▸ **Written exercise**: Copy each line with the word "this" in it.

[Records from a data source]
■ ■ ■

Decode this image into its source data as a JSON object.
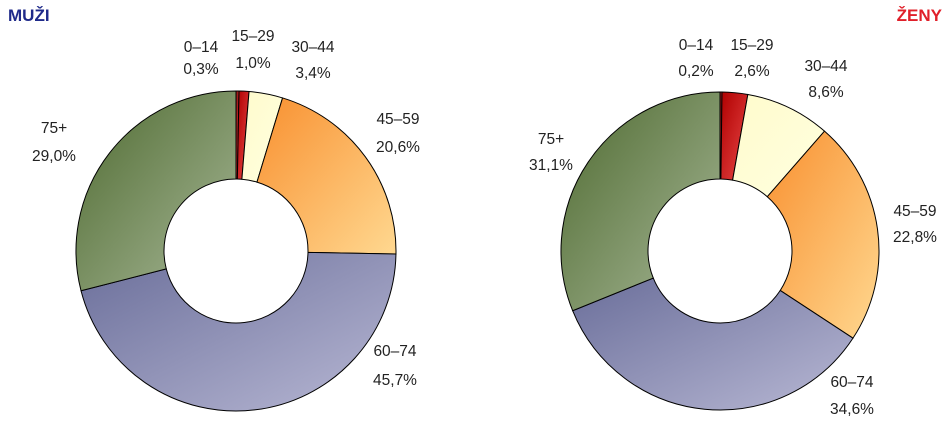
{
  "chart_data": [
    {
      "type": "pie",
      "title": "MUŽI",
      "title_color": "#1f2a8a",
      "categories": [
        "0–14",
        "15–29",
        "30–44",
        "45–59",
        "60–74",
        "75+"
      ],
      "values": [
        0.3,
        1.0,
        3.4,
        20.6,
        45.7,
        29.0
      ],
      "value_labels": [
        "0,3%",
        "1,0%",
        "3,4%",
        "20,6%",
        "45,7%",
        "29,0%"
      ],
      "hole": true
    },
    {
      "type": "pie",
      "title": "ŽENY",
      "title_color": "#e0202a",
      "categories": [
        "0–14",
        "15–29",
        "30–44",
        "45–59",
        "60–74",
        "75+"
      ],
      "values": [
        0.2,
        2.6,
        8.6,
        22.8,
        34.6,
        31.1
      ],
      "value_labels": [
        "0,2%",
        "2,6%",
        "8,6%",
        "22,8%",
        "34,6%",
        "31,1%"
      ],
      "hole": true
    }
  ],
  "segment_colors": [
    [
      "#8a1010",
      "#e04040"
    ],
    [
      "#b00000",
      "#e84848"
    ],
    [
      "#fffbcc",
      "#ffffe0"
    ],
    [
      "#f89030",
      "#ffd890"
    ],
    [
      "#6a6e9a",
      "#b8b8d4"
    ],
    [
      "#4e6a30",
      "#a8b898"
    ]
  ]
}
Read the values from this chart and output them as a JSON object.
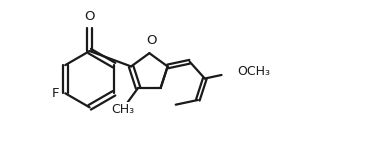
{
  "bg": "#ffffff",
  "lc": "#1a1a1a",
  "lw": 1.6,
  "fs": 9.5,
  "xlim": [
    -0.5,
    3.5
  ],
  "ylim": [
    -0.2,
    1.6
  ],
  "figsize": [
    3.67,
    1.55
  ],
  "dpi": 100,
  "F_label": "F",
  "O_carbonyl_label": "O",
  "O_furan_label": "O",
  "methyl_label": "CH₃",
  "methoxy_label": "OCH₃"
}
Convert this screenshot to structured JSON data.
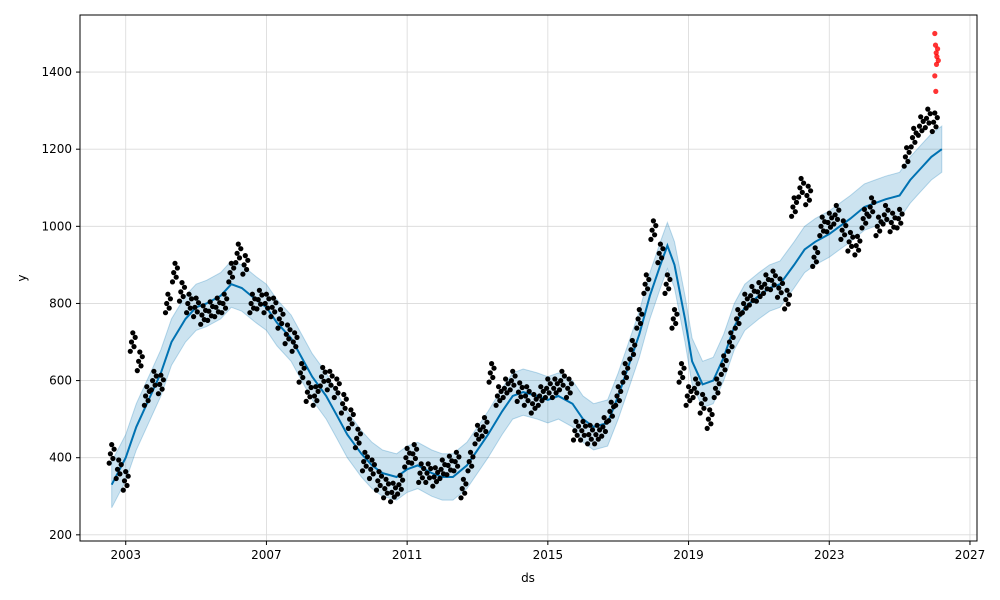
{
  "chart_data": {
    "type": "scatter",
    "title": "",
    "xlabel": "ds",
    "ylabel": "y",
    "xlim": [
      2001.7,
      2027.2
    ],
    "ylim": [
      184,
      1548
    ],
    "grid": true,
    "legend": "none",
    "x_ticks": [
      2003,
      2007,
      2011,
      2015,
      2019,
      2023,
      2027
    ],
    "y_ticks": [
      200,
      400,
      600,
      800,
      1000,
      1200,
      1400
    ],
    "colors": {
      "observed": "#000000",
      "forecast_line": "#0072B2",
      "uncertainty_band": "#0072B2",
      "outliers": "#FF0000",
      "grid": "#d9d9d9"
    },
    "series": [
      {
        "kind": "forecast",
        "x": [
          2002.6,
          2003.0,
          2003.3,
          2003.7,
          2004.0,
          2004.3,
          2004.7,
          2005.0,
          2005.3,
          2005.7,
          2006.0,
          2006.3,
          2006.7,
          2007.0,
          2007.3,
          2007.7,
          2008.0,
          2008.3,
          2008.7,
          2009.0,
          2009.3,
          2009.7,
          2010.0,
          2010.3,
          2010.7,
          2011.0,
          2011.3,
          2011.7,
          2012.0,
          2012.3,
          2012.7,
          2013.0,
          2013.3,
          2013.7,
          2014.0,
          2014.3,
          2014.7,
          2015.0,
          2015.3,
          2015.7,
          2016.0,
          2016.3,
          2016.7,
          2017.0,
          2017.3,
          2017.6,
          2017.9,
          2018.2,
          2018.4,
          2018.6,
          2018.9,
          2019.1,
          2019.4,
          2019.7,
          2020.0,
          2020.3,
          2020.6,
          2021.0,
          2021.3,
          2021.6,
          2022.0,
          2022.3,
          2022.6,
          2023.0,
          2023.3,
          2023.6,
          2024.0,
          2024.3,
          2024.6,
          2025.0,
          2025.3,
          2025.6,
          2025.9,
          2026.2
        ],
        "y": [
          330,
          400,
          480,
          560,
          620,
          700,
          760,
          790,
          800,
          820,
          850,
          840,
          810,
          790,
          750,
          710,
          660,
          610,
          560,
          510,
          460,
          410,
          380,
          360,
          350,
          370,
          380,
          360,
          350,
          350,
          380,
          420,
          460,
          520,
          560,
          570,
          560,
          550,
          560,
          540,
          500,
          480,
          490,
          560,
          640,
          720,
          820,
          900,
          950,
          900,
          760,
          650,
          590,
          600,
          660,
          740,
          790,
          820,
          840,
          850,
          900,
          940,
          960,
          980,
          1000,
          1020,
          1050,
          1060,
          1070,
          1080,
          1120,
          1150,
          1180,
          1200
        ]
      },
      {
        "kind": "observed",
        "x": [
          2002.6,
          2002.8,
          2003.0,
          2003.2,
          2003.4,
          2003.6,
          2003.8,
          2004.0,
          2004.2,
          2004.4,
          2004.6,
          2004.8,
          2005.0,
          2005.2,
          2005.4,
          2005.6,
          2005.8,
          2006.0,
          2006.2,
          2006.4,
          2006.6,
          2006.8,
          2007.0,
          2007.2,
          2007.4,
          2007.6,
          2007.8,
          2008.0,
          2008.2,
          2008.4,
          2008.6,
          2008.8,
          2009.0,
          2009.2,
          2009.4,
          2009.6,
          2009.8,
          2010.0,
          2010.2,
          2010.4,
          2010.6,
          2010.8,
          2011.0,
          2011.2,
          2011.4,
          2011.6,
          2011.8,
          2012.0,
          2012.2,
          2012.4,
          2012.6,
          2012.8,
          2013.0,
          2013.2,
          2013.4,
          2013.6,
          2013.8,
          2014.0,
          2014.2,
          2014.4,
          2014.6,
          2014.8,
          2015.0,
          2015.2,
          2015.4,
          2015.6,
          2015.8,
          2016.0,
          2016.2,
          2016.4,
          2016.6,
          2016.8,
          2017.0,
          2017.2,
          2017.4,
          2017.6,
          2017.8,
          2018.0,
          2018.2,
          2018.4,
          2018.6,
          2018.8,
          2019.0,
          2019.2,
          2019.4,
          2019.6,
          2019.8,
          2020.0,
          2020.2,
          2020.4,
          2020.6,
          2020.8,
          2021.0,
          2021.2,
          2021.4,
          2021.6,
          2021.8,
          2022.0,
          2022.2,
          2022.4,
          2022.6,
          2022.8,
          2023.0,
          2023.2,
          2023.4,
          2023.6,
          2023.8,
          2024.0,
          2024.2,
          2024.4,
          2024.6,
          2024.8,
          2025.0,
          2025.2,
          2025.4,
          2025.6,
          2025.8,
          2026.0
        ],
        "y": [
          410,
          370,
          340,
          700,
          650,
          560,
          600,
          590,
          800,
          880,
          830,
          800,
          790,
          770,
          780,
          790,
          800,
          880,
          930,
          900,
          800,
          810,
          800,
          790,
          760,
          720,
          700,
          620,
          570,
          560,
          610,
          600,
          580,
          540,
          500,
          450,
          390,
          370,
          340,
          320,
          310,
          330,
          400,
          410,
          360,
          360,
          350,
          370,
          380,
          390,
          320,
          390,
          460,
          480,
          620,
          560,
          580,
          600,
          570,
          560,
          540,
          560,
          580,
          580,
          600,
          580,
          470,
          470,
          460,
          460,
          480,
          520,
          560,
          620,
          680,
          760,
          850,
          990,
          930,
          850,
          760,
          620,
          560,
          580,
          540,
          500,
          580,
          640,
          700,
          760,
          800,
          820,
          830,
          850,
          860,
          840,
          810,
          1050,
          1100,
          1080,
          920,
          1000,
          1010,
          1030,
          990,
          960,
          950,
          1020,
          1050,
          1000,
          1030,
          1010,
          1020,
          1180,
          1230,
          1260,
          1280,
          1270
        ]
      },
      {
        "kind": "outliers",
        "x": [
          2026.0,
          2026.02,
          2026.04,
          2026.06,
          2026.08,
          2026.1,
          2026.0,
          2026.05,
          2026.03
        ],
        "y": [
          1500,
          1470,
          1450,
          1440,
          1460,
          1430,
          1390,
          1420,
          1350
        ]
      }
    ]
  }
}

■ ■ ■

▸ **Task output**:
Decode this image into its source data as a JSON object.
Read the values from this chart and output them as a JSON object.
Convert this screenshot to structured JSON data.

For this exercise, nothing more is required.